▶ _Document text_:
------------------------------------------------------------

In 1999, the park debuted the roller coaster Green Scream. It was once described as the park's signature ride, but this title has now been taken by Rage. The second roller coaster at the park is the Barnstormer, which opened in 2000. The third roller coaster is named the Mighty Mini Mega, which opened in 2002. Kiddi Koasta, a children's roller coaster, opened to the public on 30 April 2011.

The fifth roller coaster, Rage, opened in February 2007. It is one of the biggest investments the park has ever made. The ride cost in the region of £3 million and is located on the former Raging River Log Flume site. The Sky Drop and Vortex rides were relocated to new positions in the park to make way. The ride is about 75 ft in height and has a 97 degree drop, a vertical lift hill, a vertical loop, a zero-g roll and tight turns. It was named Rage after a competition in the newspaper Southend Echo to decide a name for the ride. The slogan is "For Superheroes only!"

In 2014 Adventure Island demolished the Pirate Boat, which was one of their oldest attractions, to make way for Adventure Inside in spring 2015.

In September 2016 the park retained a top five status in the "Friendliest Park in the World" category at the annual Amusement Today Golden Ticket Awards.

In September 2020, Adventure Island temporarily closed, following advice from Essex Police after a traveller encampment was set up in the nearby Kursaal car park. In an update on the company's Facebook page, Adventure Island told visitors that they had been "advised to close early due to traveller invasion!" and that it was "best to be safe than sorry!". The language used in the post was criticised by Traveller Rights organisations as reinforcing negative stereotypes about Traveller communities. The post was later deleted, and the company apologised for any offence caused.

In 2021, the park hosted the first Pride event to celebrate the LGBTQ+ community, that hosted local drag queens performing. They also hosted their first annual Islandfest that celebrates local talented artists and musicians by showcasing their talents. Their yearly events include Fairytale weekend, Superhero weekend, a Halloween themed week during October half term, Christmas Wonderland, and Islandfest.

------------------------------------------------------------

▶ _Problems to solve_:
1. In the passage about Adventure Island, how was the name for the Rage roller coaster chosen?
2. Carry on the passage about Adventure Island from its final sentence.

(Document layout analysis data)
------------------------------------------------------------

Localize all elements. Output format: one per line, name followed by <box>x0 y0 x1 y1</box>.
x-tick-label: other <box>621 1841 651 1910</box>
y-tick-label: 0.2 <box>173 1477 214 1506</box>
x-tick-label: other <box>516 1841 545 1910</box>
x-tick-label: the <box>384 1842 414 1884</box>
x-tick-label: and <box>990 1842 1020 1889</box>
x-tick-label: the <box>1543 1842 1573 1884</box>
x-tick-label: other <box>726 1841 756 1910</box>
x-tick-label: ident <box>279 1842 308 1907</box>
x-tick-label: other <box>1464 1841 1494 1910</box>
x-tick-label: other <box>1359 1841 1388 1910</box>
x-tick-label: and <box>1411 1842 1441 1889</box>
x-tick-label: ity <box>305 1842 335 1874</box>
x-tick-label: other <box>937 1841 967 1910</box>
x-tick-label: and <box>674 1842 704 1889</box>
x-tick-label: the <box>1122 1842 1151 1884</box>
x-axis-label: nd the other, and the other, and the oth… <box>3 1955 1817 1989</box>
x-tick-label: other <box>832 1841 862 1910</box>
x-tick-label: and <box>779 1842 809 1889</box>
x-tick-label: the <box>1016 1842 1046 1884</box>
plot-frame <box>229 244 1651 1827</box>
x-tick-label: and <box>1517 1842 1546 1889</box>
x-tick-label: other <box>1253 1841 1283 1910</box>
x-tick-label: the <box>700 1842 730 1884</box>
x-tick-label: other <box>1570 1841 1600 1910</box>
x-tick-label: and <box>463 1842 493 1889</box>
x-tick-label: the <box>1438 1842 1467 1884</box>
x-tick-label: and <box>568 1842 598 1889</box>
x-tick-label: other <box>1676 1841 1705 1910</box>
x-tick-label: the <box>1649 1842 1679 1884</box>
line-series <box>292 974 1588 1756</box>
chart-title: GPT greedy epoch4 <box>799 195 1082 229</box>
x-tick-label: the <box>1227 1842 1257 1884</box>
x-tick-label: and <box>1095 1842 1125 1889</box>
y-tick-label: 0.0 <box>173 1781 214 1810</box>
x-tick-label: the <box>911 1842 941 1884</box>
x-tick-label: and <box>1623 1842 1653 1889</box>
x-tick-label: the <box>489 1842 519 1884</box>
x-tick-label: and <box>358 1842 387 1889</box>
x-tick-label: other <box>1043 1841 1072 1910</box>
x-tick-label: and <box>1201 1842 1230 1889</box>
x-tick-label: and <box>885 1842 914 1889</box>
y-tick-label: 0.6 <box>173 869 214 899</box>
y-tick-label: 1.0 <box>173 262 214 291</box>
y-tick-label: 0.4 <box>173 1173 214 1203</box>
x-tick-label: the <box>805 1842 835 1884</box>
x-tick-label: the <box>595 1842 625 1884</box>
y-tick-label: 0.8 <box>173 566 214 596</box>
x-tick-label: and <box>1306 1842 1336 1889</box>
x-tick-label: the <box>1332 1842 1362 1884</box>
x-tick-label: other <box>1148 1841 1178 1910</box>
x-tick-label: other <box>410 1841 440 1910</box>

------------------------------------------------------------

▶ _Results for the exercise_:
1. Through a competition in the newspaper Southend Echo.

2.
On 17 July 2023, Adventure Island decided not to host future Pride events after a controversial performance by drag queen Crystal. The drag queen expressed disappointment, accusing corporations of exploiting Pride for profit. Crystal defended the act, involving an angle grinder, stating it was similar to performances on shows like Britain's Got Talent or by pop stars like Lady Gaga. However, theme park owner Philip Miller cited confusion over acceptable content and emphasized the park's family-friendly focus. Miller apologized for any offense caused and announced the park's decision not to participate in future Pride celebrations.

In 2024 and 2025, the park was named the "Best value theme park" in the United Kingdom by VIP Grinders.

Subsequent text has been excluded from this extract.